**EXERCISE GOAL:** Find the string "Name" in the listing and report every line that has it.
** Begin INPUT RECORDS **
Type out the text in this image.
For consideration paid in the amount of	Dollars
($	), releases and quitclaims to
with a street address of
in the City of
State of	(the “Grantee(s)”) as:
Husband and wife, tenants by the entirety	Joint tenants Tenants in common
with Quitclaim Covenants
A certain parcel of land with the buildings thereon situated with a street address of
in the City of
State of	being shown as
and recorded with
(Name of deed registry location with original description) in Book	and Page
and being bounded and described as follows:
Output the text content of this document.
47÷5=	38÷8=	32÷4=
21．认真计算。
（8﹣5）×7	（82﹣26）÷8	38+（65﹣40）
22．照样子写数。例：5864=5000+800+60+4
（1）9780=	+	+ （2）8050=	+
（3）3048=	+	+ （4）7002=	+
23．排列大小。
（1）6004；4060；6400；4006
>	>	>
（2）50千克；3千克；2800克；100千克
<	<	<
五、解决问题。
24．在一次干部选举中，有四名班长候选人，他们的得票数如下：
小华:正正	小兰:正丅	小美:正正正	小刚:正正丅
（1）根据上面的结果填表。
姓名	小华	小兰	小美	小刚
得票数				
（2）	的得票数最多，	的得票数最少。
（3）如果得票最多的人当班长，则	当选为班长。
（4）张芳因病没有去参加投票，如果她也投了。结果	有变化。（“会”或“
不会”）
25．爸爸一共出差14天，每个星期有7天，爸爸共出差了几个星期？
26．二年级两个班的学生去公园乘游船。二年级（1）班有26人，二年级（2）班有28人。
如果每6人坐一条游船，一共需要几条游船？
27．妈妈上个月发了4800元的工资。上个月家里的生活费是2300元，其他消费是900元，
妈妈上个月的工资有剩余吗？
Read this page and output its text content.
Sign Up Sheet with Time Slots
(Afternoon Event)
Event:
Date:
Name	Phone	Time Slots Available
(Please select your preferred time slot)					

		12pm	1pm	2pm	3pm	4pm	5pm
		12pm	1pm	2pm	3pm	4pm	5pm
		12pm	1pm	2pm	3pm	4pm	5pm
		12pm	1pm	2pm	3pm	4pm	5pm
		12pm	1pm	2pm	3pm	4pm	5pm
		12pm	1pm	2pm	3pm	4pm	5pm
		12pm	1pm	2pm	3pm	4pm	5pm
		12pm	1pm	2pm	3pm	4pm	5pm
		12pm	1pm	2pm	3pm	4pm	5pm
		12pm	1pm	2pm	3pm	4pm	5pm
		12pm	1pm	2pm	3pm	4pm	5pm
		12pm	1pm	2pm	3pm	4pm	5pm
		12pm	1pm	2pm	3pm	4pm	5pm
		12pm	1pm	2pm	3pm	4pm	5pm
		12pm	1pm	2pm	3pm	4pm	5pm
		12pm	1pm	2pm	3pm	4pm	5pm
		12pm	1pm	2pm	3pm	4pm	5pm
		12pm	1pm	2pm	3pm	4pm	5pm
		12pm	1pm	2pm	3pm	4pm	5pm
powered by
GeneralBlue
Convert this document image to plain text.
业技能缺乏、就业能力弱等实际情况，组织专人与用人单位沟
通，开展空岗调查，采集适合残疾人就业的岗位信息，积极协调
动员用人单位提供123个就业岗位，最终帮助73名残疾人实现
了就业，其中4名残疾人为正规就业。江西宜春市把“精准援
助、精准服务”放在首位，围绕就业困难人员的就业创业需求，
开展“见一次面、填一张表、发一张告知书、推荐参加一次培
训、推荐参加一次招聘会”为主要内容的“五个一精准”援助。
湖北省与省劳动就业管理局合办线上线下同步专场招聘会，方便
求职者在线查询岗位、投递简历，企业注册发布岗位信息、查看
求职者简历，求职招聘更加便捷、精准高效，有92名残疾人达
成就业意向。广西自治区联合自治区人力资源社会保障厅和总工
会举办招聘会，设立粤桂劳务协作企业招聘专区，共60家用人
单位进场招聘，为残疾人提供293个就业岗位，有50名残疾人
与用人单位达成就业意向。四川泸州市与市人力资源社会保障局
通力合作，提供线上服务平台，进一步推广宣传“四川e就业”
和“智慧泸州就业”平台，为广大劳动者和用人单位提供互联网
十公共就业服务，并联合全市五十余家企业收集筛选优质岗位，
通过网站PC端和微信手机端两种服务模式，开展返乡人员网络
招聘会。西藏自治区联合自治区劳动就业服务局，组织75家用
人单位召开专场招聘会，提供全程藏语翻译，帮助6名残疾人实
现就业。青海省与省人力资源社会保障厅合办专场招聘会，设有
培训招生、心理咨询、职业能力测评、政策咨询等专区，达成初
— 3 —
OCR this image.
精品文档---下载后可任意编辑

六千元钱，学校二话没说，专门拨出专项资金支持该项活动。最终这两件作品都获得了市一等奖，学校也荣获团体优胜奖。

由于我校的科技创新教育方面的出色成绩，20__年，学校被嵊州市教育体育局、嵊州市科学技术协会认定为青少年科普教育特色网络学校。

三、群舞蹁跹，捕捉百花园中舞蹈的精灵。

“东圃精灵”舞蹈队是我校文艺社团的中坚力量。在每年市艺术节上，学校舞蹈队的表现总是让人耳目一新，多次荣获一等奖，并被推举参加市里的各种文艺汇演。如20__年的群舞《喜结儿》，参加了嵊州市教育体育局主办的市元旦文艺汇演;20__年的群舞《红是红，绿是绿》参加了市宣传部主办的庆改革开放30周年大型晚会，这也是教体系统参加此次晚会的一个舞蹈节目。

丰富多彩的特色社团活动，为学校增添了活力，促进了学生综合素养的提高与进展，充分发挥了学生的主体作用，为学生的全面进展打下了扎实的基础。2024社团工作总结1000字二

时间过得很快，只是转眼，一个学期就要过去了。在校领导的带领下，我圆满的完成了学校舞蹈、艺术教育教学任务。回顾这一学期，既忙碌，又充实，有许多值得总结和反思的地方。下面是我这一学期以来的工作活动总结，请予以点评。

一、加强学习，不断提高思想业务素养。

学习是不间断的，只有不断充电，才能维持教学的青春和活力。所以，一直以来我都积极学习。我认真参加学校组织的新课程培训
** End INPUT RECORDS **
**WRITTEN SOLUTION:**
(Name of deed registry location with original description) in Book	and Page
Name	Phone	Time Slots Available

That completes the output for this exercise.